● EXERCISE INPUT
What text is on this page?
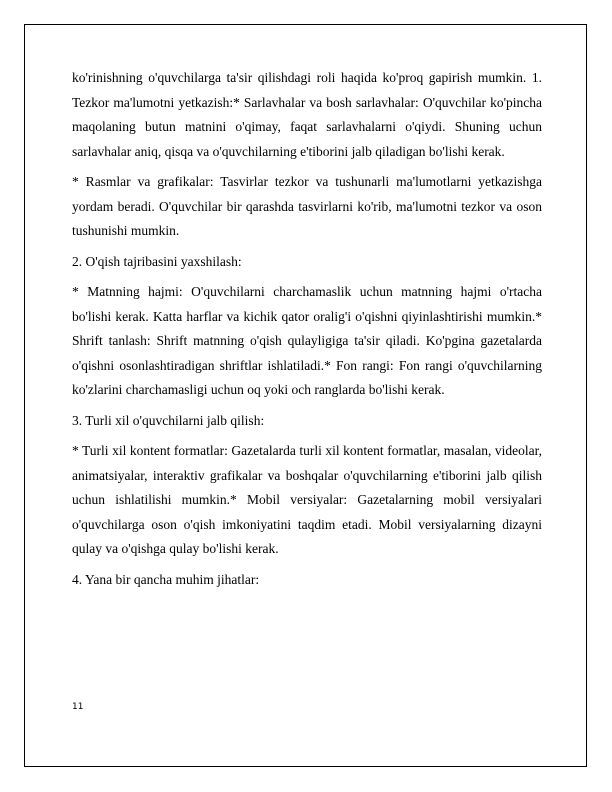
ko'rinishning o'quvchilarga ta'sir qilishdagi roli haqida ko'proq gapirish mumkin. 1. Tezkor ma'lumotni yetkazish:* Sarlavhalar va bosh sarlavhalar: O'quvchilar ko'pincha maqolaning butun matnini o'qimay, faqat sarlavhalarni o'qiydi. Shuning uchun sarlavhalar aniq, qisqa va o'quvchilarning e'tiborini jalb qiladigan bo'lishi kerak.

* Rasmlar va grafikalar: Tasvirlar tezkor va tushunarli ma'lumotlarni yetkazishga yordam beradi. O'quvchilar bir qarashda tasvirlarni ko'rib, ma'lumotni tezkor va oson tushunishi mumkin.

2. O'qish tajribasini yaxshilash:

* Matnning hajmi: O'quvchilarni charchamaslik uchun matnning hajmi o'rtacha bo'lishi kerak. Katta harflar va kichik qator oralig'i o'qishni qiyinlashtirishi mumkin.* Shrift tanlash: Shrift matnning o'qish qulayligiga ta'sir qiladi. Ko'pgina gazetalarda o'qishni osonlashtiradigan shriftlar ishlatiladi.* Fon rangi: Fon rangi o'quvchilarning ko'zlarini charchamasligi uchun oq yoki och ranglarda bo'lishi kerak.

3. Turli xil o'quvchilarni jalb qilish:

* Turli xil kontent formatlar: Gazetalarda turli xil kontent formatlar, masalan, videolar, animatsiyalar, interaktiv grafikalar va boshqalar o'quvchilarning e'tiborini jalb qilish uchun ishlatilishi mumkin.* Mobil versiyalar: Gazetalarning mobil versiyalari o'quvchilarga oson o'qish imkoniyatini taqdim etadi. Mobil versiyalarning dizayni qulay va o'qishga qulay bo'lishi kerak.

4. Yana bir qancha muhim jihatlar:

11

● TO DO
Output every entry verbatim. Pictures do not belong in the copy.

● OUTPUT OF THE TASK
What text is on this page?
ko'rinishning o'quvchilarga ta'sir qilishdagi roli haqida ko'proq gapirish mumkin. 1. Tezkor ma'lumotni yetkazish:* Sarlavhalar va bosh sarlavhalar: O'quvchilar ko'pincha maqolaning butun matnini o'qimay, faqat sarlavhalarni o'qiydi. Shuning uchun sarlavhalar aniq, qisqa va o'quvchilarning e'tiborini jalb qiladigan bo'lishi kerak.

* Rasmlar va grafikalar: Tasvirlar tezkor va tushunarli ma'lumotlarni yetkazishga yordam beradi. O'quvchilar bir qarashda tasvirlarni ko'rib, ma'lumotni tezkor va oson tushunishi mumkin.

2. O'qish tajribasini yaxshilash:

* Matnning hajmi: O'quvchilarni charchamaslik uchun matnning hajmi o'rtacha bo'lishi kerak. Katta harflar va kichik qator oralig'i o'qishni qiyinlashtirishi mumkin.* Shrift tanlash: Shrift matnning o'qish qulayligiga ta'sir qiladi. Ko'pgina gazetalarda o'qishni osonlashtiradigan shriftlar ishlatiladi.* Fon rangi: Fon rangi o'quvchilarning ko'zlarini charchamasligi uchun oq yoki och ranglarda bo'lishi kerak.

3. Turli xil o'quvchilarni jalb qilish:

* Turli xil kontent formatlar: Gazetalarda turli xil kontent formatlar, masalan, videolar, animatsiyalar, interaktiv grafikalar va boshqalar o'quvchilarning e'tiborini jalb qilish uchun ishlatilishi mumkin.* Mobil versiyalar: Gazetalarning mobil versiyalari o'quvchilarga oson o'qish imkoniyatini taqdim etadi. Mobil versiyalarning dizayni qulay va o'qishga qulay bo'lishi kerak.

4. Yana bir qancha muhim jihatlar:

11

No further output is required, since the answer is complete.